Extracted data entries
>> Begin
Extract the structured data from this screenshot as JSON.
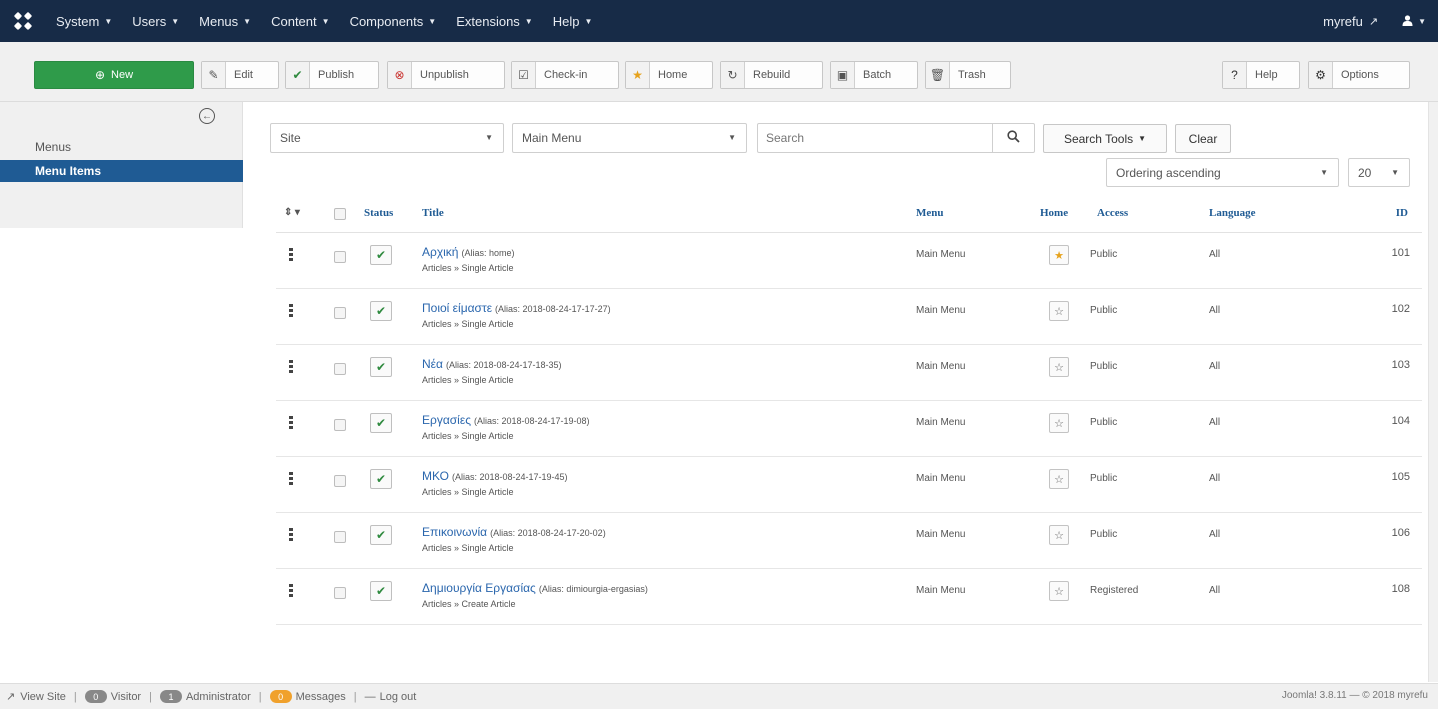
{
  "navbar": {
    "menus": [
      {
        "label": "System"
      },
      {
        "label": "Users"
      },
      {
        "label": "Menus"
      },
      {
        "label": "Content"
      },
      {
        "label": "Components"
      },
      {
        "label": "Extensions"
      },
      {
        "label": "Help"
      }
    ],
    "site_link": "myrefu",
    "bg_color": "#172b47"
  },
  "toolbar": {
    "new_label": "New",
    "buttons": [
      {
        "label": "Edit",
        "icon": "edit-icon"
      },
      {
        "label": "Publish",
        "icon": "check-icon"
      },
      {
        "label": "Unpublish",
        "icon": "unpublish-icon"
      },
      {
        "label": "Check-in",
        "icon": "checkin-icon"
      },
      {
        "label": "Home",
        "icon": "star-icon"
      },
      {
        "label": "Rebuild",
        "icon": "refresh-icon"
      },
      {
        "label": "Batch",
        "icon": "batch-icon"
      },
      {
        "label": "Trash",
        "icon": "trash-icon"
      }
    ],
    "help_label": "Help",
    "options_label": "Options"
  },
  "sidebar": {
    "items": [
      {
        "label": "Menus",
        "active": false
      },
      {
        "label": "Menu Items",
        "active": true
      }
    ]
  },
  "filters": {
    "client": "Site",
    "menu": "Main Menu",
    "search_placeholder": "Search",
    "search_tools_label": "Search Tools",
    "clear_label": "Clear",
    "ordering": "Ordering ascending",
    "limit": "20"
  },
  "table": {
    "headers": {
      "status": "Status",
      "title": "Title",
      "menu": "Menu",
      "home": "Home",
      "access": "Access",
      "language": "Language",
      "id": "ID"
    },
    "rows": [
      {
        "title": "Αρχική",
        "alias": "(Alias: home)",
        "type": "Articles » Single Article",
        "menu": "Main Menu",
        "home": true,
        "access": "Public",
        "language": "All",
        "id": "101"
      },
      {
        "title": "Ποιοί είμαστε",
        "alias": "(Alias: 2018-08-24-17-17-27)",
        "type": "Articles » Single Article",
        "menu": "Main Menu",
        "home": false,
        "access": "Public",
        "language": "All",
        "id": "102"
      },
      {
        "title": "Νέα",
        "alias": "(Alias: 2018-08-24-17-18-35)",
        "type": "Articles » Single Article",
        "menu": "Main Menu",
        "home": false,
        "access": "Public",
        "language": "All",
        "id": "103"
      },
      {
        "title": "Εργασίες",
        "alias": "(Alias: 2018-08-24-17-19-08)",
        "type": "Articles » Single Article",
        "menu": "Main Menu",
        "home": false,
        "access": "Public",
        "language": "All",
        "id": "104"
      },
      {
        "title": "ΜΚΟ",
        "alias": "(Alias: 2018-08-24-17-19-45)",
        "type": "Articles » Single Article",
        "menu": "Main Menu",
        "home": false,
        "access": "Public",
        "language": "All",
        "id": "105"
      },
      {
        "title": "Επικοινωνία",
        "alias": "(Alias: 2018-08-24-17-20-02)",
        "type": "Articles » Single Article",
        "menu": "Main Menu",
        "home": false,
        "access": "Public",
        "language": "All",
        "id": "106"
      },
      {
        "title": "Δημιουργία Εργασίας",
        "alias": "(Alias: dimiourgia-ergasias)",
        "type": "Articles » Create Article",
        "menu": "Main Menu",
        "home": false,
        "access": "Registered",
        "language": "All",
        "id": "108"
      }
    ]
  },
  "footer": {
    "view_site": "View Site",
    "visitor_count": "0",
    "visitor_label": "Visitor",
    "admin_count": "1",
    "admin_label": "Administrator",
    "messages_count": "0",
    "messages_label": "Messages",
    "logout_label": "Log out",
    "version": "Joomla! 3.8.11 — © 2018 myrefu"
  }
}
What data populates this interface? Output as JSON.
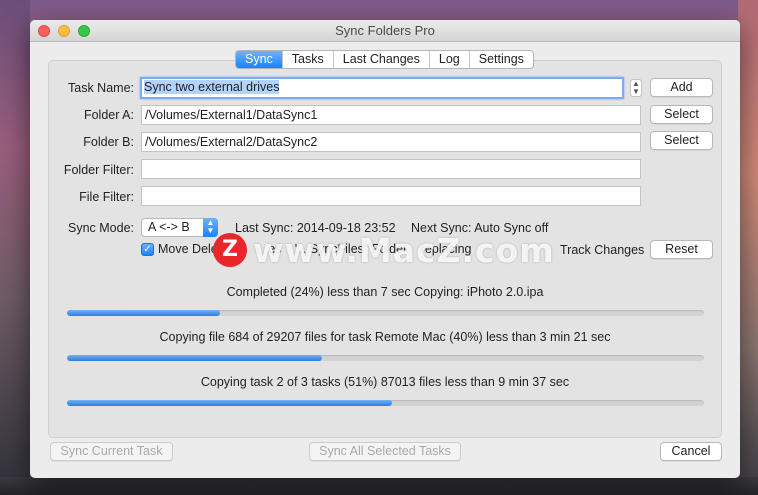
{
  "window": {
    "title": "Sync Folders Pro"
  },
  "tabs": [
    {
      "label": "Sync",
      "active": true
    },
    {
      "label": "Tasks",
      "active": false
    },
    {
      "label": "Last Changes",
      "active": false
    },
    {
      "label": "Log",
      "active": false
    },
    {
      "label": "Settings",
      "active": false
    }
  ],
  "form": {
    "task_name_label": "Task Name:",
    "task_name_value": "Sync two external drives",
    "folder_a_label": "Folder A:",
    "folder_a_value": "/Volumes/External1/DataSync1",
    "folder_b_label": "Folder B:",
    "folder_b_value": "/Volumes/External2/DataSync2",
    "folder_filter_label": "Folder Filter:",
    "folder_filter_value": "",
    "file_filter_label": "File Filter:",
    "file_filter_value": "",
    "sync_mode_label": "Sync Mode:",
    "sync_mode_value": "A <-> B",
    "last_sync": "Last Sync: 2014-09-18 23:52",
    "next_sync": "Next Sync: Auto Sync off",
    "move_deleted_label": "Move Delete",
    "move_deleted_label_tail": "es",
    "move_deleted_folder": "\"...SyncFiles\" Folder",
    "move_deleted_suffix": "replacing",
    "move_deleted_checked": true,
    "track_changes_label": "Track Changes"
  },
  "buttons": {
    "add": "Add",
    "select_a": "Select",
    "select_b": "Select",
    "reset": "Reset",
    "sync_current": "Sync Current Task",
    "sync_all": "Sync All Selected Tasks",
    "cancel": "Cancel"
  },
  "progress": [
    {
      "text": "Completed (24%) less than 7 sec Copying: iPhoto 2.0.ipa",
      "value": 0.24
    },
    {
      "text": "Copying file 684 of 29207 files for task Remote Mac (40%) less than 3 min 21 sec",
      "value": 0.4
    },
    {
      "text": "Copying task 2 of 3 tasks (51%) 87013 files less than 9 min 37 sec",
      "value": 0.51
    }
  ],
  "watermark": {
    "logo_letter": "Z",
    "text": "www.MacZ.com"
  },
  "colors": {
    "accent": "#1a82fb",
    "progress": "#2a7ee6"
  }
}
>> End
• _What you will do_: Going through the records above, state how many lines carry "alias", with no other text.

• _Finished exercise_: 7